_WHAT THE EXERCISE ASKS_: All of the records below should be output exactly.

** BEGIN **

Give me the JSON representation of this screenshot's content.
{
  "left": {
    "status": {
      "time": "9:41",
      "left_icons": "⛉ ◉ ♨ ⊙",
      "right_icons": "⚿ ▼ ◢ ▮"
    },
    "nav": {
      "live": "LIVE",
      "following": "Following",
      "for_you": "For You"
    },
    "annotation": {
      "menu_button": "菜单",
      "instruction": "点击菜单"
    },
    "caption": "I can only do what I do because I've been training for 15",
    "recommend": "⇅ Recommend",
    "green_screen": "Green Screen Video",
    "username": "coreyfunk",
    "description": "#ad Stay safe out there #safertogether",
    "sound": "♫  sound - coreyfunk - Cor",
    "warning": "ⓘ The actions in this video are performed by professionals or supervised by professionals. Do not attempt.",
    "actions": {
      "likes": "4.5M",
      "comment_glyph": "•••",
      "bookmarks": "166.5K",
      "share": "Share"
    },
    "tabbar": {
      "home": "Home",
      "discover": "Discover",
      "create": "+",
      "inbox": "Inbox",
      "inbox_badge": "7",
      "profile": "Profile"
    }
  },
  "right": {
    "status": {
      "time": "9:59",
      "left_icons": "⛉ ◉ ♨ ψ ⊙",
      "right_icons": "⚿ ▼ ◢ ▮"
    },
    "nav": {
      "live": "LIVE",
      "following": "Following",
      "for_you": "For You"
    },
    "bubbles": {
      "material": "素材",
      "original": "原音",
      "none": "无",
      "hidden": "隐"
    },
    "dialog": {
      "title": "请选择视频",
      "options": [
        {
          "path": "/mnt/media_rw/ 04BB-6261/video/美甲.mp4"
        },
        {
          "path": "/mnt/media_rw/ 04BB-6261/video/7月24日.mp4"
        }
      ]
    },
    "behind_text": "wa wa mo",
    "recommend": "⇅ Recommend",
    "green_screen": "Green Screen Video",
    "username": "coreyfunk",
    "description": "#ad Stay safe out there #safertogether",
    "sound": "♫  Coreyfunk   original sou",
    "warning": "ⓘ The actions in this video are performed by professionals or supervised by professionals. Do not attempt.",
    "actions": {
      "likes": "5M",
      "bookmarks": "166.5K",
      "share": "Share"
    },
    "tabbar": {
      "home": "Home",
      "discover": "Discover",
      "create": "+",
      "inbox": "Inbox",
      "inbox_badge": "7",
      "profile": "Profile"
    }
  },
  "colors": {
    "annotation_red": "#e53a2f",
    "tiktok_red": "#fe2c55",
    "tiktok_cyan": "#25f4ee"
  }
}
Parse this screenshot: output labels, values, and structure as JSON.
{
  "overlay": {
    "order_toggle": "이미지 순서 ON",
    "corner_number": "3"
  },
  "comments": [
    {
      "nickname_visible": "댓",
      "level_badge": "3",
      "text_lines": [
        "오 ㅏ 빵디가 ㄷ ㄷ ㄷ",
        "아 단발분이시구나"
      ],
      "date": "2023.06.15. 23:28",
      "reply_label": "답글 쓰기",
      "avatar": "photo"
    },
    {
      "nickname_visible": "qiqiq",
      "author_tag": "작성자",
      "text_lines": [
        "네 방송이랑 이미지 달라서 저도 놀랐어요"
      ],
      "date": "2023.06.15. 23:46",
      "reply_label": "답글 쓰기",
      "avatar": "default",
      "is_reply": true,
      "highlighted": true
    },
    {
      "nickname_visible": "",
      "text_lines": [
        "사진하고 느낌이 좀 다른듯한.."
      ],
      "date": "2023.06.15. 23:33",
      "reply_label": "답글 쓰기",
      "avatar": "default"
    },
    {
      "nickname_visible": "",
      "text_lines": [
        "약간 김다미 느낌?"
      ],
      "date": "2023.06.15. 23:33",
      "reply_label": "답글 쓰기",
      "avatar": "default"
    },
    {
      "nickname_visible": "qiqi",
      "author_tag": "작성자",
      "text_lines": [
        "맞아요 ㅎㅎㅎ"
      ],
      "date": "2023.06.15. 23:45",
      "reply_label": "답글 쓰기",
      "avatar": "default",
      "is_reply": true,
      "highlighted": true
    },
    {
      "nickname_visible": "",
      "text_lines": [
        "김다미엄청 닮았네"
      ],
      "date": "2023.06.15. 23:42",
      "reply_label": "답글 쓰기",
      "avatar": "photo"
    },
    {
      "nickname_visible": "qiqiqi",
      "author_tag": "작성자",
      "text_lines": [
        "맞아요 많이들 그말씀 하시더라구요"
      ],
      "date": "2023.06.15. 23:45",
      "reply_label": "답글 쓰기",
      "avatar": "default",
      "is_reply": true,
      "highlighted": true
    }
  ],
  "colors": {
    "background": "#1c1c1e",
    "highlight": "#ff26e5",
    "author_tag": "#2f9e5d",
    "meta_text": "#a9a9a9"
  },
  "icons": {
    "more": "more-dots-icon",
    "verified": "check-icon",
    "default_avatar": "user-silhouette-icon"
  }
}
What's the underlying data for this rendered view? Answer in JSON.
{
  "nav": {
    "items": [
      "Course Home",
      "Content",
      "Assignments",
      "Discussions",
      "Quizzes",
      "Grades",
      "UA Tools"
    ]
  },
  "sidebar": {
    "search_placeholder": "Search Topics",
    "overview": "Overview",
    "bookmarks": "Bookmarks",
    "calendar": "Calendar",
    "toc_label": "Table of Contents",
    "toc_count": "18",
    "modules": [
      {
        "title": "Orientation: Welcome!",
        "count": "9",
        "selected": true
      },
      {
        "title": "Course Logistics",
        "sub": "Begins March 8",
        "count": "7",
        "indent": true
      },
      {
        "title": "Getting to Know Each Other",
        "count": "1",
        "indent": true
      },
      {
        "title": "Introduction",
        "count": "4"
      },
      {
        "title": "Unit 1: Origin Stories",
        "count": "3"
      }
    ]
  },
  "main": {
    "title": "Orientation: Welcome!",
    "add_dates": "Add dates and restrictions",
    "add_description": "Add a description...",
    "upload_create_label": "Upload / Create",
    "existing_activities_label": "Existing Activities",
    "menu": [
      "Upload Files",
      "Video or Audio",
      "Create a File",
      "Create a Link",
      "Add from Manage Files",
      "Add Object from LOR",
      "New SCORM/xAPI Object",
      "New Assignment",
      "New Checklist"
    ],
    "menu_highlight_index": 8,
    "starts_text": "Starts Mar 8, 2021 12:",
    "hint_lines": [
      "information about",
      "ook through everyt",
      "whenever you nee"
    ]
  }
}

** END **

_EXERCISE ANSWER_:
Give me the JSON representation of this screenshot's content.
{
  "left": {
    "status": {
      "time": "9:41",
      "left_icons": "⛉ ◉ ♨ ⊙",
      "right_icons": "⚿ ▼ ◢ ▮"
    },
    "nav": {
      "live": "LIVE",
      "following": "Following",
      "for_you": "For You"
    },
    "annotation": {
      "menu_button": "菜单",
      "instruction": "点击菜单"
    },
    "caption": "I can only do what I do because I've been training for 15",
    "recommend": "⇅ Recommend",
    "green_screen": "Green Screen Video",
    "username": "coreyfunk",
    "description": "#ad Stay safe out there #safertogether",
    "sound": "♫  sound - coreyfunk - Cor",
    "warning": "ⓘ The actions in this video are performed by professionals or supervised by professionals. Do not attempt.",
    "actions": {
      "likes": "4.5M",
      "comment_glyph": "•••",
      "bookmarks": "166.5K",
      "share": "Share"
    },
    "tabbar": {
      "home": "Home",
      "discover": "Discover",
      "create": "+",
      "inbox": "Inbox",
      "inbox_badge": "7",
      "profile": "Profile"
    }
  },
  "right": {
    "status": {
      "time": "9:59",
      "left_icons": "⛉ ◉ ♨ ψ ⊙",
      "right_icons": "⚿ ▼ ◢ ▮"
    },
    "nav": {
      "live": "LIVE",
      "following": "Following",
      "for_you": "For You"
    },
    "bubbles": {
      "material": "素材",
      "original": "原音",
      "none": "无",
      "hidden": "隐"
    },
    "dialog": {
      "title": "请选择视频",
      "options": [
        {
          "path": "/mnt/media_rw/ 04BB-6261/video/美甲.mp4"
        },
        {
          "path": "/mnt/media_rw/ 04BB-6261/video/7月24日.mp4"
        }
      ]
    },
    "behind_text": "wa wa mo",
    "recommend": "⇅ Recommend",
    "green_screen": "Green Screen Video",
    "username": "coreyfunk",
    "description": "#ad Stay safe out there #safertogether",
    "sound": "♫  Coreyfunk   original sou",
    "warning": "ⓘ The actions in this video are performed by professionals or supervised by professionals. Do not attempt.",
    "actions": {
      "likes": "5M",
      "bookmarks": "166.5K",
      "share": "Share"
    },
    "tabbar": {
      "home": "Home",
      "discover": "Discover",
      "create": "+",
      "inbox": "Inbox",
      "inbox_badge": "7",
      "profile": "Profile"
    }
  },
  "colors": {
    "annotation_red": "#e53a2f",
    "tiktok_red": "#fe2c55",
    "tiktok_cyan": "#25f4ee"
  }
}
Parse this screenshot: output labels, values, and structure as JSON.
{
  "overlay": {
    "order_toggle": "이미지 순서 ON",
    "corner_number": "3"
  },
  "comments": [
    {
      "nickname_visible": "댓",
      "level_badge": "3",
      "text_lines": [
        "오 ㅏ 빵디가 ㄷ ㄷ ㄷ",
        "아 단발분이시구나"
      ],
      "date": "2023.06.15. 23:28",
      "reply_label": "답글 쓰기",
      "avatar": "photo"
    },
    {
      "nickname_visible": "qiqiq",
      "author_tag": "작성자",
      "text_lines": [
        "네 방송이랑 이미지 달라서 저도 놀랐어요"
      ],
      "date": "2023.06.15. 23:46",
      "reply_label": "답글 쓰기",
      "avatar": "default",
      "is_reply": true,
      "highlighted": true
    },
    {
      "nickname_visible": "",
      "text_lines": [
        "사진하고 느낌이 좀 다른듯한.."
      ],
      "date": "2023.06.15. 23:33",
      "reply_label": "답글 쓰기",
      "avatar": "default"
    },
    {
      "nickname_visible": "",
      "text_lines": [
        "약간 김다미 느낌?"
      ],
      "date": "2023.06.15. 23:33",
      "reply_label": "답글 쓰기",
      "avatar": "default"
    },
    {
      "nickname_visible": "qiqi",
      "author_tag": "작성자",
      "text_lines": [
        "맞아요 ㅎㅎㅎ"
      ],
      "date": "2023.06.15. 23:45",
      "reply_label": "답글 쓰기",
      "avatar": "default",
      "is_reply": true,
      "highlighted": true
    },
    {
      "nickname_visible": "",
      "text_lines": [
        "김다미엄청 닮았네"
      ],
      "date": "2023.06.15. 23:42",
      "reply_label": "답글 쓰기",
      "avatar": "photo"
    },
    {
      "nickname_visible": "qiqiqi",
      "author_tag": "작성자",
      "text_lines": [
        "맞아요 많이들 그말씀 하시더라구요"
      ],
      "date": "2023.06.15. 23:45",
      "reply_label": "답글 쓰기",
      "avatar": "default",
      "is_reply": true,
      "highlighted": true
    }
  ],
  "colors": {
    "background": "#1c1c1e",
    "highlight": "#ff26e5",
    "author_tag": "#2f9e5d",
    "meta_text": "#a9a9a9"
  },
  "icons": {
    "more": "more-dots-icon",
    "verified": "check-icon",
    "default_avatar": "user-silhouette-icon"
  }
}
What's the underlying data for this rendered view? Answer in JSON.
{
  "nav": {
    "items": [
      "Course Home",
      "Content",
      "Assignments",
      "Discussions",
      "Quizzes",
      "Grades",
      "UA Tools"
    ]
  },
  "sidebar": {
    "search_placeholder": "Search Topics",
    "overview": "Overview",
    "bookmarks": "Bookmarks",
    "calendar": "Calendar",
    "toc_label": "Table of Contents",
    "toc_count": "18",
    "modules": [
      {
        "title": "Orientation: Welcome!",
        "count": "9",
        "selected": true
      },
      {
        "title": "Course Logistics",
        "sub": "Begins March 8",
        "count": "7",
        "indent": true
      },
      {
        "title": "Getting to Know Each Other",
        "count": "1",
        "indent": true
      },
      {
        "title": "Introduction",
        "count": "4"
      },
      {
        "title": "Unit 1: Origin Stories",
        "count": "3"
      }
    ]
  },
  "main": {
    "title": "Orientation: Welcome!",
    "add_dates": "Add dates and restrictions",
    "add_description": "Add a description...",
    "upload_create_label": "Upload / Create",
    "existing_activities_label": "Existing Activities",
    "menu": [
      "Upload Files",
      "Video or Audio",
      "Create a File",
      "Create a Link",
      "Add from Manage Files",
      "Add Object from LOR",
      "New SCORM/xAPI Object",
      "New Assignment",
      "New Checklist"
    ],
    "menu_highlight_index": 8,
    "starts_text": "Starts Mar 8, 2021 12:",
    "hint_lines": [
      "information about",
      "ook through everyt",
      "whenever you nee"
    ]
  }
}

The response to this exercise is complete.